## Set exercise:
From the records below, pull each line that has "when".

## Data for this exercise:
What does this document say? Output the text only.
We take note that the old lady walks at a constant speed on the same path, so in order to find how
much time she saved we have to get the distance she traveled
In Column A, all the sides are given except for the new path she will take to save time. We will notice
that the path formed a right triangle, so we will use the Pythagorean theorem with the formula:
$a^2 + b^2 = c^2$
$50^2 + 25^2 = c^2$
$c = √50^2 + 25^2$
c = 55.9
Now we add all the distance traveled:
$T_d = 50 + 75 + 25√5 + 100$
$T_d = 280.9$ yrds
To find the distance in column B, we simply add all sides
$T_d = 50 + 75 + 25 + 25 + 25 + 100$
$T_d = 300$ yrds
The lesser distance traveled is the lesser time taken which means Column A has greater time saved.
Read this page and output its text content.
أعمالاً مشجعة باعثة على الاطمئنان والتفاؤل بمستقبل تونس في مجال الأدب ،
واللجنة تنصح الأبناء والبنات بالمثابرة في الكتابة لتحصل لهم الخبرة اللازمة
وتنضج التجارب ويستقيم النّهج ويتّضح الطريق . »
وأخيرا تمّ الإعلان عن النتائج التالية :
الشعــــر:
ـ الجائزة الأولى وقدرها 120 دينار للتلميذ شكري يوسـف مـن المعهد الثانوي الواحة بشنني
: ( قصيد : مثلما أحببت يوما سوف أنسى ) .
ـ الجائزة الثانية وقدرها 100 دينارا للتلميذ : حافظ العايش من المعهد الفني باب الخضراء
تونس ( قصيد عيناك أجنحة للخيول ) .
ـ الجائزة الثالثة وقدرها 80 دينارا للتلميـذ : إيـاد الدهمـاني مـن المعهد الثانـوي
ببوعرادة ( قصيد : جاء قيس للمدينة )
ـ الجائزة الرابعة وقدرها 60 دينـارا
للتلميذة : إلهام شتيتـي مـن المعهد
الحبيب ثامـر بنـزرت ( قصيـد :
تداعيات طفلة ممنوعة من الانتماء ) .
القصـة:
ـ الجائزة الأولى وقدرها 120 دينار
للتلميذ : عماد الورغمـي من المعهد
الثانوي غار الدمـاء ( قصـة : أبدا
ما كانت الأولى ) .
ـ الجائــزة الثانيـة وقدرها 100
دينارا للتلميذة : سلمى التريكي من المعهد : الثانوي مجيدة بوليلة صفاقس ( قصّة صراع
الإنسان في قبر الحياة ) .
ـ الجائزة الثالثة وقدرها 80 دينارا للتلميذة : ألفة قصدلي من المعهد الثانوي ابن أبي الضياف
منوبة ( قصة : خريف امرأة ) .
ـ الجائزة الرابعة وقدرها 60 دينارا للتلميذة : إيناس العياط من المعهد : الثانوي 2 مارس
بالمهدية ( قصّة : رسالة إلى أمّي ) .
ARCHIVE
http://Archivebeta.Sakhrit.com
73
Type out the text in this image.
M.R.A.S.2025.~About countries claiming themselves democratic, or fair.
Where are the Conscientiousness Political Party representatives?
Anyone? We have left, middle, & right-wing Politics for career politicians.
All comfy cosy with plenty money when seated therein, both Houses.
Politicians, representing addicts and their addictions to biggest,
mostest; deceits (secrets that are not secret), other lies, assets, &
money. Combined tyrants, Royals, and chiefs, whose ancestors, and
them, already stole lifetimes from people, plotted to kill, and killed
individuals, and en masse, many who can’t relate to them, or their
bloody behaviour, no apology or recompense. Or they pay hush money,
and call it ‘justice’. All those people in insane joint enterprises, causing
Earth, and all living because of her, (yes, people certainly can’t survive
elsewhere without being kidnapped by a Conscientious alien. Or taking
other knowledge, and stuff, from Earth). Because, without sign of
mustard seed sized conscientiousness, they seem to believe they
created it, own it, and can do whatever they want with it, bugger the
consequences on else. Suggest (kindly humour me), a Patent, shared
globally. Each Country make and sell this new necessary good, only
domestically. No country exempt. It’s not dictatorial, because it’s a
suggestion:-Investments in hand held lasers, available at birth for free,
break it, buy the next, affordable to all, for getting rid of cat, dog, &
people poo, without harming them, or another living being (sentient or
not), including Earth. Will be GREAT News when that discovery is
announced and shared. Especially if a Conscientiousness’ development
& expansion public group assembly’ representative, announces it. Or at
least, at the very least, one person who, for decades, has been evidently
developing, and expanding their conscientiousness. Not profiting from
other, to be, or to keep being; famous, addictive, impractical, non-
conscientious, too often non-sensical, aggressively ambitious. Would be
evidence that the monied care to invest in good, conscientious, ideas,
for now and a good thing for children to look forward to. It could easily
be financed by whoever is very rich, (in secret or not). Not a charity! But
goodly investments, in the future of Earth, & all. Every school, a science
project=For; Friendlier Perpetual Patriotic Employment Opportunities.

## Answer:
All comfy cosy with plenty money when seated therein, both Houses.
not), including Earth. Will be GREAT News when that discovery is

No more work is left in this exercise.